TRECHO PARA LEITURA -
● ● ● ● ●

A Comissão de Segurança Pública da Câmara dos Deputados aprovou, na última segunda-feira (23), o Projeto de Decreto Legislativo 466/2024, que extingue a exigência de avaliação psicológica a cada três anos para agentes públicos com porte de arma. A proposta também flexibiliza o acesso de policiais a armamentos de uso restrito, como fuzis, carabinas e acessórios controlados, incluindo miras com visão noturna, térmica e silenciadores.
O projeto anula trechos da Portaria Conjunta 1/2024, assinada pelo Exército e pela Polícia Federal, que estabelece critérios mais rigorosos para o acesso e manutenção do porte de armas entre agentes públicos.
O autor da proposta, deputado Marcos Pollon (PL-MS), justificou que a medida busca garantir a autonomia dos servidores da segurança pública. Segundo ele, “a saúde mental dos policiais é um tema importante, mas não há evidências científicas que justifiquem a exigência de avaliação psicológica com intervalos tão curtos”.

● ● ● ● ●

Registros armazenados
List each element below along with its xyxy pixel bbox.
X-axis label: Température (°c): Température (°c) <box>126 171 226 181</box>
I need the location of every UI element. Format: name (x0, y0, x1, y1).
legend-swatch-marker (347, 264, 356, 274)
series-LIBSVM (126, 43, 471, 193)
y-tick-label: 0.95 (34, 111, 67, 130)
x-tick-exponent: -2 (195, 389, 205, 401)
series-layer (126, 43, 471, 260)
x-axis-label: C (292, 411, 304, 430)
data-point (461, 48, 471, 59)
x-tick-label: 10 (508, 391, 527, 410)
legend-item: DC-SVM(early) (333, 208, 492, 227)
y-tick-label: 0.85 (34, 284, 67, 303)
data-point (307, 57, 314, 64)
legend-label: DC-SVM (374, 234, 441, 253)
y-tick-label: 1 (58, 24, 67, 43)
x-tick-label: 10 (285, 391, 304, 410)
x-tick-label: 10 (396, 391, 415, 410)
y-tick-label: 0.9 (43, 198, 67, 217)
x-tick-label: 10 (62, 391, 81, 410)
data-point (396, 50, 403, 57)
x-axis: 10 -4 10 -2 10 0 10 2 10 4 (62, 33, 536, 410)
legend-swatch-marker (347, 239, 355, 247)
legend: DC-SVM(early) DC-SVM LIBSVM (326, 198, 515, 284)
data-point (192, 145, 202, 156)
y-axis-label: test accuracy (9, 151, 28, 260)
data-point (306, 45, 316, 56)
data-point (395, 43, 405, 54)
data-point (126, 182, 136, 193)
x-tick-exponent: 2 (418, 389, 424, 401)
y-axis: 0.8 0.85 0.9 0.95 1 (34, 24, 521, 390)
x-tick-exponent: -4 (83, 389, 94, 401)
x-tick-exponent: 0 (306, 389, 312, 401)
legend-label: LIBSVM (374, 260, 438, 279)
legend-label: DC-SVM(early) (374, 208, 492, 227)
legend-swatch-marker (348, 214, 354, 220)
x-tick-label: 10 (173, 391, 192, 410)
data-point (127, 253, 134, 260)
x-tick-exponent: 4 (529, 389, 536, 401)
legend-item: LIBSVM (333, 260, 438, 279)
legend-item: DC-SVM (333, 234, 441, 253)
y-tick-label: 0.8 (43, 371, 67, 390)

● ● ● ● ●

TAREFAS OBRIGATÓRIAS -
1) Segundo o trecho, com que frequência era exigida a avaliação psicológica que o projeto extingue?
2) Redigite o trecho a partir das palavras “A Comissão de” e pare depois de “térmica e silenciadores.”.

RESPOSTAS DO EXERCÍCIO -
1) A cada três anos.

2)
A Comissão de Segurança Pública da Câmara dos Deputados aprovou, na última segunda-feira (23), o Projeto de Decreto Legislativo 466/2024, que extingue a exigência de avaliação psicológica a cada três anos para agentes públicos com porte de arma. A proposta também flexibiliza o acesso de policiais a armamentos de uso restrito, como fuzis, carabinas e acessórios controlados, incluindo miras com visão noturna, térmica e silenciadores.